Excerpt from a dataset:
◇ ◇ ◇

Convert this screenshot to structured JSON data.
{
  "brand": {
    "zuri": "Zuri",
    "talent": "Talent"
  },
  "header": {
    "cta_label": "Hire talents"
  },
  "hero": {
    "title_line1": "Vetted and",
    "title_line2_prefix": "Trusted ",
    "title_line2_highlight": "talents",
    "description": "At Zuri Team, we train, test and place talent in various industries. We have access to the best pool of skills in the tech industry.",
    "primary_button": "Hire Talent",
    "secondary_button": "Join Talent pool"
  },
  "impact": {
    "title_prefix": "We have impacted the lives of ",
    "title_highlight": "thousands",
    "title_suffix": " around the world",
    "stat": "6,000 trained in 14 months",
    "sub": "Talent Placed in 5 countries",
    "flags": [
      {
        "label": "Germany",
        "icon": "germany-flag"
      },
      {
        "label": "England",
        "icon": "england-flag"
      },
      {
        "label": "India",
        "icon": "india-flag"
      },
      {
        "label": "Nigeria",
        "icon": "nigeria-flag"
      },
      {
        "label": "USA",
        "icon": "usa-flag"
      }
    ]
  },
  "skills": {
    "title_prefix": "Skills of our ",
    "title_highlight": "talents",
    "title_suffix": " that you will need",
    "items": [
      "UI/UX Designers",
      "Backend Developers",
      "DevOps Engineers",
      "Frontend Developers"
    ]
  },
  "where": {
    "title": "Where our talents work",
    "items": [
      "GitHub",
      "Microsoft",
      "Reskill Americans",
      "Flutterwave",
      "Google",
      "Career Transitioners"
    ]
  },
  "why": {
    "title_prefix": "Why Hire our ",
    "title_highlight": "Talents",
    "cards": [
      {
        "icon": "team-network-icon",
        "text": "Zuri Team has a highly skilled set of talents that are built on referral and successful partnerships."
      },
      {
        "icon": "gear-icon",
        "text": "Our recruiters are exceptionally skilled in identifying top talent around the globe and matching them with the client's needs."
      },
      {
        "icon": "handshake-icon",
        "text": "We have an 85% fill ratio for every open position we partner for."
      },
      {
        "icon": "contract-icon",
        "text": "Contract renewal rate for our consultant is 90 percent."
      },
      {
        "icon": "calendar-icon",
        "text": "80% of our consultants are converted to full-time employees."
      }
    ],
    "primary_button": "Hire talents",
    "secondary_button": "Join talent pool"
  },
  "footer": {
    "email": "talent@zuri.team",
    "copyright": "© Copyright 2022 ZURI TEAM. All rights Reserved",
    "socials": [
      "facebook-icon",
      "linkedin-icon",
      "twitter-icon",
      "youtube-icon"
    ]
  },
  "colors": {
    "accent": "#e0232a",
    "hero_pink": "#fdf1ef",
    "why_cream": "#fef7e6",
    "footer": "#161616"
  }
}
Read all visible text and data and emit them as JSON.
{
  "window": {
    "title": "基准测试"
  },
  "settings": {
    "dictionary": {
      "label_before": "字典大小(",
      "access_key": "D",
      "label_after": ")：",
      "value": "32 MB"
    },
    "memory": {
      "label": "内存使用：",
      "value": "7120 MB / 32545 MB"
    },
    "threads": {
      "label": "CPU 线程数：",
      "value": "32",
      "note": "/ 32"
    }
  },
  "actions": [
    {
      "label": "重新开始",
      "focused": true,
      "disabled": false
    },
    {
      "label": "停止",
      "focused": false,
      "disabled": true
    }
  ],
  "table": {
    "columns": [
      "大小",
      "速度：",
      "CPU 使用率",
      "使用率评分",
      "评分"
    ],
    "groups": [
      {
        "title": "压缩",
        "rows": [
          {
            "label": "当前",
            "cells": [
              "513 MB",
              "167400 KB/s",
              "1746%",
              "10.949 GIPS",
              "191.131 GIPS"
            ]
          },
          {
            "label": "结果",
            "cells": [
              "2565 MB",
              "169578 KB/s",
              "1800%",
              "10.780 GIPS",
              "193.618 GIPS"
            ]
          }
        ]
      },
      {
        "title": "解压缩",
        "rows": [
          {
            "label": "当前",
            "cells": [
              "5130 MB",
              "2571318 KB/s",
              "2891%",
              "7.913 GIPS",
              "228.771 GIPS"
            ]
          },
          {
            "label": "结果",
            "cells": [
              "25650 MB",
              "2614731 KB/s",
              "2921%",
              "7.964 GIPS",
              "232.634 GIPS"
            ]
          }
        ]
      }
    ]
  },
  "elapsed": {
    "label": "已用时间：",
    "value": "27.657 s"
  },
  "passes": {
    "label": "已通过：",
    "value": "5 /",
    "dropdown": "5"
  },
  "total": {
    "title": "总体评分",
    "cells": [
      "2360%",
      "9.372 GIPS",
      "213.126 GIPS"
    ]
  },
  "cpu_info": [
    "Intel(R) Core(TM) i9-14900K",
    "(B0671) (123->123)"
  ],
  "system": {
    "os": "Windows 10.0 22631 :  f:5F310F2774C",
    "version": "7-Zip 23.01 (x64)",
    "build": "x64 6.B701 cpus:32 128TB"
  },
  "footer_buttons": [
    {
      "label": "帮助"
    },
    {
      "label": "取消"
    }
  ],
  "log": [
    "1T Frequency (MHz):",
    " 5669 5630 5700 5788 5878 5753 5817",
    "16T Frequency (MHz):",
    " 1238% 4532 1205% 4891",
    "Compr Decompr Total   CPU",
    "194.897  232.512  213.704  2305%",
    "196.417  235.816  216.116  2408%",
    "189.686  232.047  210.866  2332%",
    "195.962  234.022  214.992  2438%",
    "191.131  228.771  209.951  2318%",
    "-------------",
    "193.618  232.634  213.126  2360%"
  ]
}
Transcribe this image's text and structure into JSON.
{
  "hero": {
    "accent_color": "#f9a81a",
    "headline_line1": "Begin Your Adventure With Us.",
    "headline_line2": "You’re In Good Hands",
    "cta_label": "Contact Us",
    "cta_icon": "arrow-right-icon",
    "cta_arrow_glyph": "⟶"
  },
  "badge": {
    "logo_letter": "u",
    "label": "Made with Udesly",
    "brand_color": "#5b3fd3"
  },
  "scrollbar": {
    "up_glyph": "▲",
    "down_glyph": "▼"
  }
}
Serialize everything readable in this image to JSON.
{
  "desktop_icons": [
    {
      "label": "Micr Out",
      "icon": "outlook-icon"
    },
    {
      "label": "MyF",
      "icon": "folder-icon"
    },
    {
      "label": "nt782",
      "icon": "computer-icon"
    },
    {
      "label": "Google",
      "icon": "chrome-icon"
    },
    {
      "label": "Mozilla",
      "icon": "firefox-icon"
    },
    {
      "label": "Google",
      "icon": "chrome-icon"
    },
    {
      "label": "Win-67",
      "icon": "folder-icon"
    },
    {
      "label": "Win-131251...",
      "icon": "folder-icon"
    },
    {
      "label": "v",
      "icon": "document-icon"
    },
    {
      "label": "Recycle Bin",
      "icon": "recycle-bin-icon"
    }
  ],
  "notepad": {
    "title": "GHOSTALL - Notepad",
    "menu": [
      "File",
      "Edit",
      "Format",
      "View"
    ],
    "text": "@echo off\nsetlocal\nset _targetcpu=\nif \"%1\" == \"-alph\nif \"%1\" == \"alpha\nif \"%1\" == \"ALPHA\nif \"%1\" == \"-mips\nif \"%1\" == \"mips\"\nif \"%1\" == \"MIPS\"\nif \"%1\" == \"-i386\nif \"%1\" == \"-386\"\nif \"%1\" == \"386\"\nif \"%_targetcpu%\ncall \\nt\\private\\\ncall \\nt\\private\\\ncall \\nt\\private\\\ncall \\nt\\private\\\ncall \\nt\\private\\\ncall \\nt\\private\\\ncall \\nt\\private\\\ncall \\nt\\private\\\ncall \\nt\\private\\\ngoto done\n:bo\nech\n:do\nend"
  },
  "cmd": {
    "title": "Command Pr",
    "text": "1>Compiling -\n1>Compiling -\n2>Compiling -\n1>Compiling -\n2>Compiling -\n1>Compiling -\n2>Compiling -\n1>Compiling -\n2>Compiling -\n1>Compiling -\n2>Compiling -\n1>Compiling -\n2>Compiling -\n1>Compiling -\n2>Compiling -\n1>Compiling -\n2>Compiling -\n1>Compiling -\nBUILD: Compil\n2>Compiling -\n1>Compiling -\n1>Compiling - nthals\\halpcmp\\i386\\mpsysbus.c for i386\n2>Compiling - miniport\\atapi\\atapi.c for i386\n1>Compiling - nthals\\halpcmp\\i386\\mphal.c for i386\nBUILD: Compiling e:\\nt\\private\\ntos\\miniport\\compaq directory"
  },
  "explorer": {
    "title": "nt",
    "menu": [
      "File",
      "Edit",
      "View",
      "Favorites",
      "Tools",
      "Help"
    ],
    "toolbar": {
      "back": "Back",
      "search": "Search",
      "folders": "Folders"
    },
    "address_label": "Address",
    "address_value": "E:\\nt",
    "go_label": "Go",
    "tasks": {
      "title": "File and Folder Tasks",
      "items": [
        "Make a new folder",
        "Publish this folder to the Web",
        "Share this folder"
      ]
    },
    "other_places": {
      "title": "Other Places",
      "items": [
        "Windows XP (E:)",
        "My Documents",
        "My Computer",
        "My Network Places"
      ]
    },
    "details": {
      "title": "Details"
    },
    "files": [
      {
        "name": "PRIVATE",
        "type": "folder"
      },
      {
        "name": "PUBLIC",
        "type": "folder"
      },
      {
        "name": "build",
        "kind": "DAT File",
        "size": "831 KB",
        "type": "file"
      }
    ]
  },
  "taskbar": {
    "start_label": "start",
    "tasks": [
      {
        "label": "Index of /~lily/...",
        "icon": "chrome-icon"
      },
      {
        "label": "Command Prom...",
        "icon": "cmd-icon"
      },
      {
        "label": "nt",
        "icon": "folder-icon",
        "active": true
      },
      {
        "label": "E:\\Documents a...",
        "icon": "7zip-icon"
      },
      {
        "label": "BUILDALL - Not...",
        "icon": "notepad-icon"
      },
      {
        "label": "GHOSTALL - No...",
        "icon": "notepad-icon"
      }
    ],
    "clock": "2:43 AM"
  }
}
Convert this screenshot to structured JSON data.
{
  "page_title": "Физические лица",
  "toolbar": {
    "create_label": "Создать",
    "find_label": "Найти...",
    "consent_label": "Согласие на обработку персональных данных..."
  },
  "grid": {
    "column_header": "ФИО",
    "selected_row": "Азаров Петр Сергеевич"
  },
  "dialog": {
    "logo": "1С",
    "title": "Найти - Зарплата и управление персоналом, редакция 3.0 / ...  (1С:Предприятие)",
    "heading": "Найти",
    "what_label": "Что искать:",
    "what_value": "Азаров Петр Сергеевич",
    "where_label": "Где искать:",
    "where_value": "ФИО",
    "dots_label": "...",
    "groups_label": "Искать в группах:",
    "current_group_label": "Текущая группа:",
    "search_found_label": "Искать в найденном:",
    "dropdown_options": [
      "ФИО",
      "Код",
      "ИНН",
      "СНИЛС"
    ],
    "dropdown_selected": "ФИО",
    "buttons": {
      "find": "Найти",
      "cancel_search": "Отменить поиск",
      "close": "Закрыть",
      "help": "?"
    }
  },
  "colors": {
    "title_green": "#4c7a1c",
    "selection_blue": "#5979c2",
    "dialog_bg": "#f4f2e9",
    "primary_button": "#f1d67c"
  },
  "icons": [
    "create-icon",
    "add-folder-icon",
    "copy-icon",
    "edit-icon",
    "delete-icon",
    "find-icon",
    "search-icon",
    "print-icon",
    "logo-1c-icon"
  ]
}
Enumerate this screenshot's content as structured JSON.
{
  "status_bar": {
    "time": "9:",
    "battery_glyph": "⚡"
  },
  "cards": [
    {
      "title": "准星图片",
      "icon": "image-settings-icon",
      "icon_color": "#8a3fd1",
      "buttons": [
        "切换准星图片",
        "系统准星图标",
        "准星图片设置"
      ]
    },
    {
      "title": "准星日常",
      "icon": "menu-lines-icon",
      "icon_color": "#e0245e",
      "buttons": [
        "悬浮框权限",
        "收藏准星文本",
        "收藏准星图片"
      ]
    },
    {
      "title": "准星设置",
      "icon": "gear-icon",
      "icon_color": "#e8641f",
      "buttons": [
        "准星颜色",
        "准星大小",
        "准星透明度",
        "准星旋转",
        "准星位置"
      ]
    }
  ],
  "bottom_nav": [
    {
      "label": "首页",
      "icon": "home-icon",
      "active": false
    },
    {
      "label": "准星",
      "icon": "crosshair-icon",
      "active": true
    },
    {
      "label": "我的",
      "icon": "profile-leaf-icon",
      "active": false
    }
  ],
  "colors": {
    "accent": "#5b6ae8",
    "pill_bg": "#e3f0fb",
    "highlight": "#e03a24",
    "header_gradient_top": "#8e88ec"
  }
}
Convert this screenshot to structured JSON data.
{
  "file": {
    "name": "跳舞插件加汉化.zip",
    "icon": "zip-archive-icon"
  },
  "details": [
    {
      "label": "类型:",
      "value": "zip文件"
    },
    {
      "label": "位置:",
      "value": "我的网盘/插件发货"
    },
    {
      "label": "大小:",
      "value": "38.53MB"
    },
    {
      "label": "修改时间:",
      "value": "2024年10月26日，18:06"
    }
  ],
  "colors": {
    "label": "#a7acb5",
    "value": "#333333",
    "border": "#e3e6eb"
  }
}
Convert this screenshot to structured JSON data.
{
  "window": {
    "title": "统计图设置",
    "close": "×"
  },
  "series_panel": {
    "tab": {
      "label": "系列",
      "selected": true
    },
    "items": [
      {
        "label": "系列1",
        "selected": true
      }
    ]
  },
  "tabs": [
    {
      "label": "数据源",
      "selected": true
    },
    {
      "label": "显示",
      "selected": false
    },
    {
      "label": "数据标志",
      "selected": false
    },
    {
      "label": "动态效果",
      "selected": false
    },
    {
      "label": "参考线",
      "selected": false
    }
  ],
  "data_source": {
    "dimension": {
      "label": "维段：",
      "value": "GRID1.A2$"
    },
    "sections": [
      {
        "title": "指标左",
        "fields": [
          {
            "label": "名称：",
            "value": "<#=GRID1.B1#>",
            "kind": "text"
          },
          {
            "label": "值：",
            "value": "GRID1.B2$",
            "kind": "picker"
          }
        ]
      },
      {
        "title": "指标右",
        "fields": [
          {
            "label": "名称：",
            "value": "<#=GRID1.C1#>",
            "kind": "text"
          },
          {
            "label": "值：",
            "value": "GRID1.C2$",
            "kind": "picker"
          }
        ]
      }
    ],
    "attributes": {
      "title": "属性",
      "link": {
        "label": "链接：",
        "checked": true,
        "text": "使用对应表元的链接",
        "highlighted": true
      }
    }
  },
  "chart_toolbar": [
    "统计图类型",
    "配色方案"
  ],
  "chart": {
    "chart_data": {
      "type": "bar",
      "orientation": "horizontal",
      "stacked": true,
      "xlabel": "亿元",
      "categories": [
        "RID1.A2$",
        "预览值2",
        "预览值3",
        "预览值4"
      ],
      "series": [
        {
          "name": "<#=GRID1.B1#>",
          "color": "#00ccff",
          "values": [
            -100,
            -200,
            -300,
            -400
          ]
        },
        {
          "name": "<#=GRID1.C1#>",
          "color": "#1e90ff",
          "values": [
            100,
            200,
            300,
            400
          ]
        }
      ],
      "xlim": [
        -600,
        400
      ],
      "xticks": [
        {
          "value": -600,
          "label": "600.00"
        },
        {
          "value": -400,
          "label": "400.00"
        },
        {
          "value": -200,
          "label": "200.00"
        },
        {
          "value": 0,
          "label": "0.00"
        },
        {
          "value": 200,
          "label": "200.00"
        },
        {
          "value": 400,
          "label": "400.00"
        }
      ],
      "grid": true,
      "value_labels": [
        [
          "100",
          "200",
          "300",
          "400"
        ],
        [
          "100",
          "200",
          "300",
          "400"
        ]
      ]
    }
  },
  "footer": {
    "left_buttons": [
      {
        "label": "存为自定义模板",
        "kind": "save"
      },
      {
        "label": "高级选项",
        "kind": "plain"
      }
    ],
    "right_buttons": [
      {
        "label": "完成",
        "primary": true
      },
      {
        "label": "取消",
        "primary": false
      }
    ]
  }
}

◇ ◇ ◇

SHORT TASK.
In the listing, find every line containing the word "Windows" and list it.

EXPECTED ANSWER.
    "os": "Windows 10.0 22631 :  f:5F310F2774C",
        "Windows XP (E:)",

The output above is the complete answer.